Extracted data entries
START

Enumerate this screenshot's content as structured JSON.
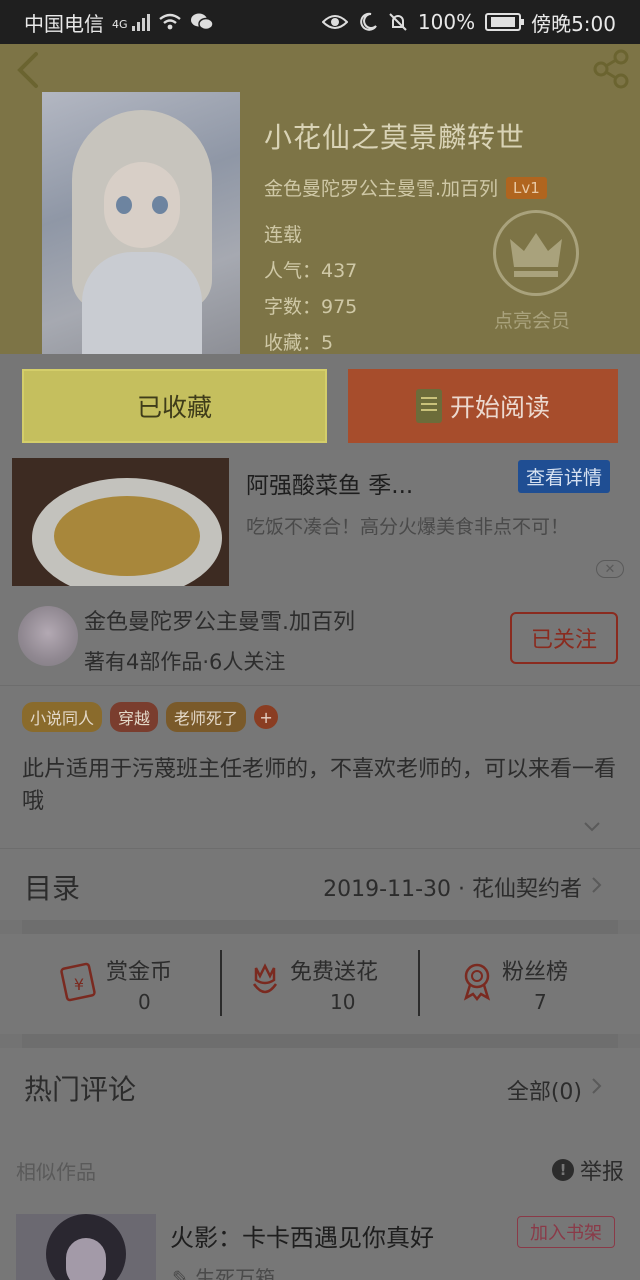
{
  "status_bar": {
    "carrier": "中国电信",
    "network": "4G",
    "battery": "100%",
    "time": "傍晚5:00"
  },
  "book": {
    "title": "小花仙之莫景麟转世",
    "author": "金色曼陀罗公主曼雪.加百列",
    "level": "Lv1",
    "status": "连载",
    "popularity": "人气：437",
    "word_count": "字数：975",
    "favorites": "收藏：5",
    "vip_label": "点亮会员"
  },
  "actions": {
    "collected_label": "已收藏",
    "read_label": "开始阅读"
  },
  "ad": {
    "title": "阿强酸菜鱼 季...",
    "detail_label": "查看详情",
    "description": "吃饭不凑合！高分火爆美食非点不可！",
    "close_label": "✕"
  },
  "author_card": {
    "name": "金色曼陀罗公主曼雪.加百列",
    "stats": "著有4部作品·6人关注",
    "follow_label": "已关注"
  },
  "tags": [
    {
      "label": "小说同人",
      "color": "#8a6b2c"
    },
    {
      "label": "穿越",
      "color": "#7a3d2e"
    },
    {
      "label": "老师死了",
      "color": "#7a5a2a"
    }
  ],
  "tag_add_label": "+",
  "description": "此片适用于污蔑班主任老师的，不喜欢老师的，可以来看一看哦",
  "catalog": {
    "title": "目录",
    "update": "2019-11-30 · 花仙契约者"
  },
  "stats": [
    {
      "label": "赏金币",
      "value": "0",
      "icon": "red-packet-icon"
    },
    {
      "label": "免费送花",
      "value": "10",
      "icon": "flower-icon"
    },
    {
      "label": "粉丝榜",
      "value": "7",
      "icon": "medal-icon"
    }
  ],
  "comments": {
    "title": "热门评论",
    "all_label": "全部(0)"
  },
  "similar": {
    "title": "相似作品",
    "report_label": "举报",
    "items": [
      {
        "title": "火影：卡卡西遇见你真好",
        "author": "生死万箱",
        "add_label": "加入书架"
      }
    ]
  }
}
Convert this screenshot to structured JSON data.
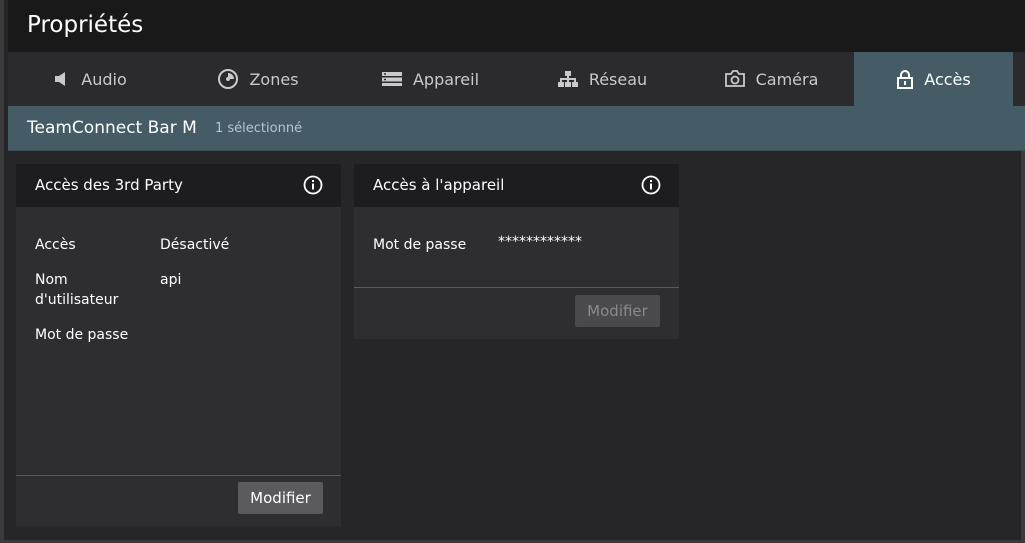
{
  "window": {
    "title": "Propriétés"
  },
  "tabs": [
    {
      "label": "Audio",
      "icon": "speaker-icon"
    },
    {
      "label": "Zones",
      "icon": "zones-icon"
    },
    {
      "label": "Appareil",
      "icon": "device-icon"
    },
    {
      "label": "Réseau",
      "icon": "network-icon"
    },
    {
      "label": "Caméra",
      "icon": "camera-icon"
    },
    {
      "label": "Accès",
      "icon": "lock-icon",
      "active": true
    }
  ],
  "device": {
    "name": "TeamConnect Bar M",
    "selection": "1 sélectionné"
  },
  "third_party": {
    "title": "Accès des 3rd Party",
    "rows": [
      {
        "label": "Accès",
        "value": "Désactivé"
      },
      {
        "label": "Nom d'utilisateur",
        "value": "api"
      },
      {
        "label": "Mot de passe",
        "value": ""
      }
    ],
    "button": "Modifier"
  },
  "device_access": {
    "title": "Accès à l'appareil",
    "rows": [
      {
        "label": "Mot de passe",
        "value": "************"
      }
    ],
    "button": "Modifier",
    "button_enabled": false
  },
  "colors": {
    "accent": "#455b66",
    "header": "#19191a",
    "panel": "#2e2e30"
  }
}
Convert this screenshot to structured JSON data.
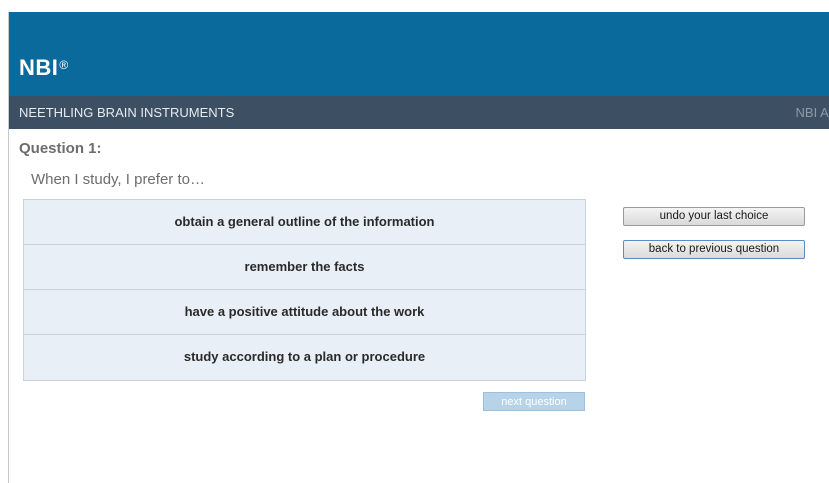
{
  "header": {
    "logo_text": "NBI",
    "logo_mark": "®"
  },
  "navbar": {
    "org_name": "NEETHLING BRAIN INSTRUMENTS",
    "admin_link": "NBI Ad"
  },
  "question": {
    "title": "Question 1:",
    "prompt": "When I study, I prefer to…",
    "answers": [
      "obtain a general outline of the information",
      "remember the facts",
      "have a positive attitude about the work",
      "study according to a plan or procedure"
    ]
  },
  "buttons": {
    "next": "next question",
    "undo": "undo your last choice",
    "back": "back to previous question"
  },
  "colors": {
    "header_bg": "#0b6a9c",
    "navbar_bg": "#3d4f62",
    "answers_bg": "#e9eff6",
    "next_disabled_bg": "#b7d3ea"
  }
}
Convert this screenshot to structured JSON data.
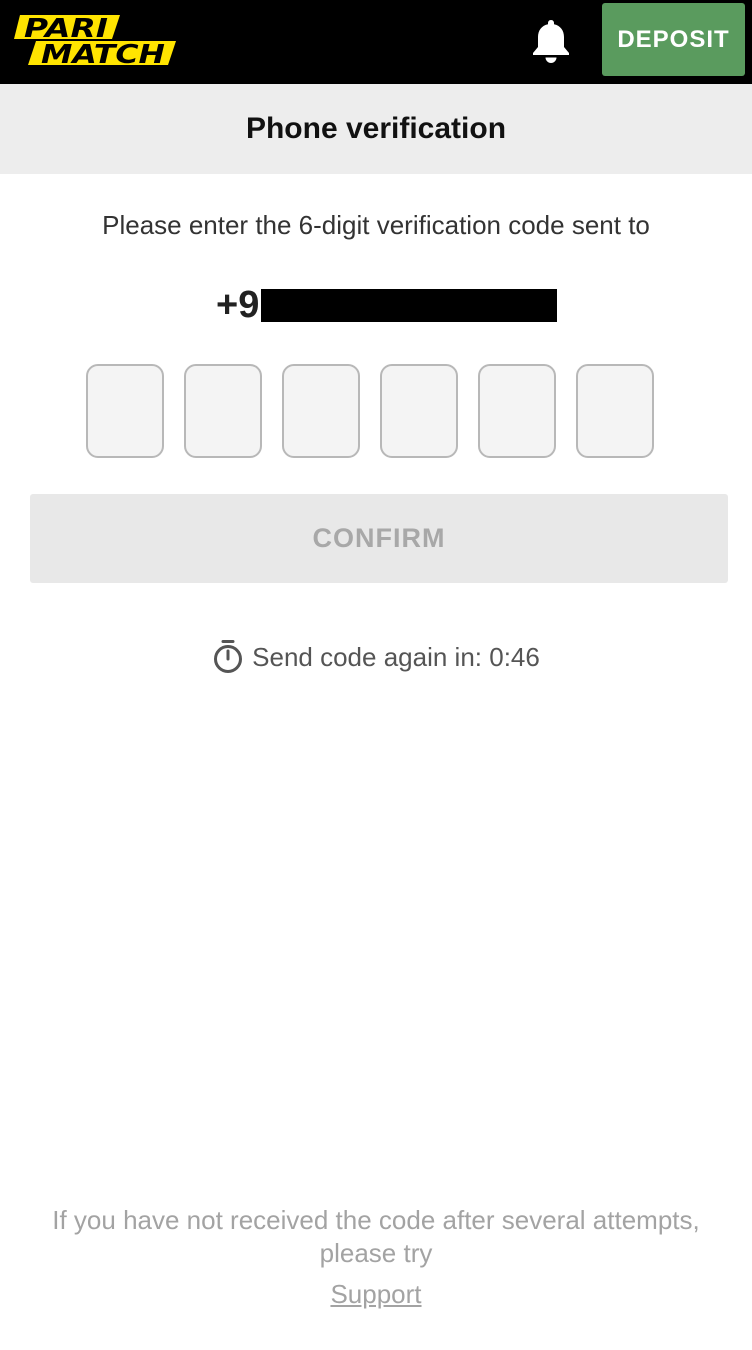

END

Written problem ▸
Filter the records above for lines containing the word "Accès", and copy those lines.

Result for this task ▸
      "label": "Accès",
    "title": "Accès des 3rd Party",
        "label": "Accès",
    "title": "Accès à l'appareil",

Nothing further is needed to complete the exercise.